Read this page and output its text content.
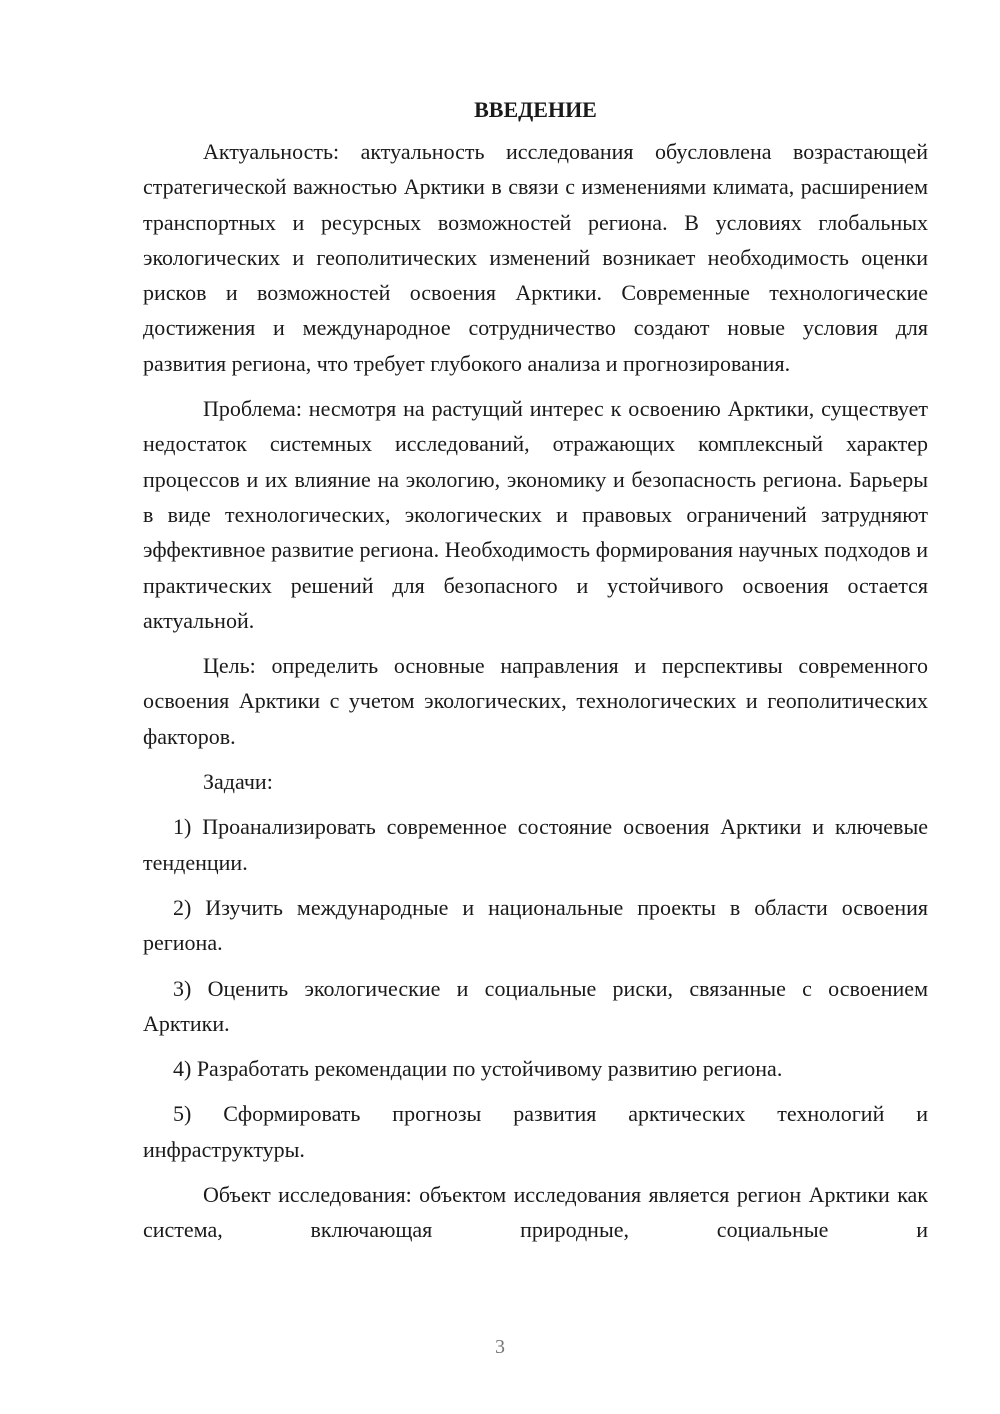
ВВЕДЕНИЕ

Актуальность: актуальность исследования обусловлена возрастающей стратегической важностью Арктики в связи с изменениями климата, расширением транспортных и ресурсных возможностей региона. В условиях глобальных экологических и геополитических изменений возникает необходимость оценки рисков и возможностей освоения Арктики. Современные технологические достижения и международное сотрудничество создают новые условия для развития региона, что требует глубокого анализа и прогнозирования.

Проблема: несмотря на растущий интерес к освоению Арктики, существует недостаток системных исследований, отражающих комплексный характер процессов и их влияние на экологию, экономику и безопасность региона. Барьеры в виде технологических, экологических и правовых ограничений затрудняют эффективное развитие региона. Необходимость формирования научных подходов и практических решений для безопасного и устойчивого освоения остается актуальной.

Цель: определить основные направления и перспективы современного освоения Арктики с учетом экологических, технологических и геополитических факторов.

Задачи:

1) Проанализировать современное состояние освоения Арктики и ключевые тенденции.

2) Изучить международные и национальные проекты в области освоения региона.

3) Оценить экологические и социальные риски, связанные с освоением Арктики.

4) Разработать рекомендации по устойчивому развитию региона.

5) Сформировать прогнозы развития арктических технологий и инфраструктуры.

Объект исследования: объектом исследования является регион Арктики как система, включающая природные, социальные и

3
————————
* _WRITTEN EXERCISE_
Each record should be quoted exactly, with the images omitted.

* _RESPONSE TO THIS EXERCISE_
Read this page and output its text content.
ВВЕДЕНИЕ

Актуальность: актуальность исследования обусловлена возрастающей стратегической важностью Арктики в связи с изменениями климата, расширением транспортных и ресурсных возможностей региона. В условиях глобальных экологических и геополитических изменений возникает необходимость оценки рисков и возможностей освоения Арктики. Современные технологические достижения и международное сотрудничество создают новые условия для развития региона, что требует глубокого анализа и прогнозирования.

Проблема: несмотря на растущий интерес к освоению Арктики, существует недостаток системных исследований, отражающих комплексный характер процессов и их влияние на экологию, экономику и безопасность региона. Барьеры в виде технологических, экологических и правовых ограничений затрудняют эффективное развитие региона. Необходимость формирования научных подходов и практических решений для безопасного и устойчивого освоения остается актуальной.

Цель: определить основные направления и перспективы современного освоения Арктики с учетом экологических, технологических и геополитических факторов.

Задачи:

1) Проанализировать современное состояние освоения Арктики и ключевые тенденции.

2) Изучить международные и национальные проекты в области освоения региона.

3) Оценить экологические и социальные риски, связанные с освоением Арктики.

4) Разработать рекомендации по устойчивому развитию региона.

5) Сформировать прогнозы развития арктических технологий и инфраструктуры.

Объект исследования: объектом исследования является регион Арктики как система, включающая природные, социальные и

3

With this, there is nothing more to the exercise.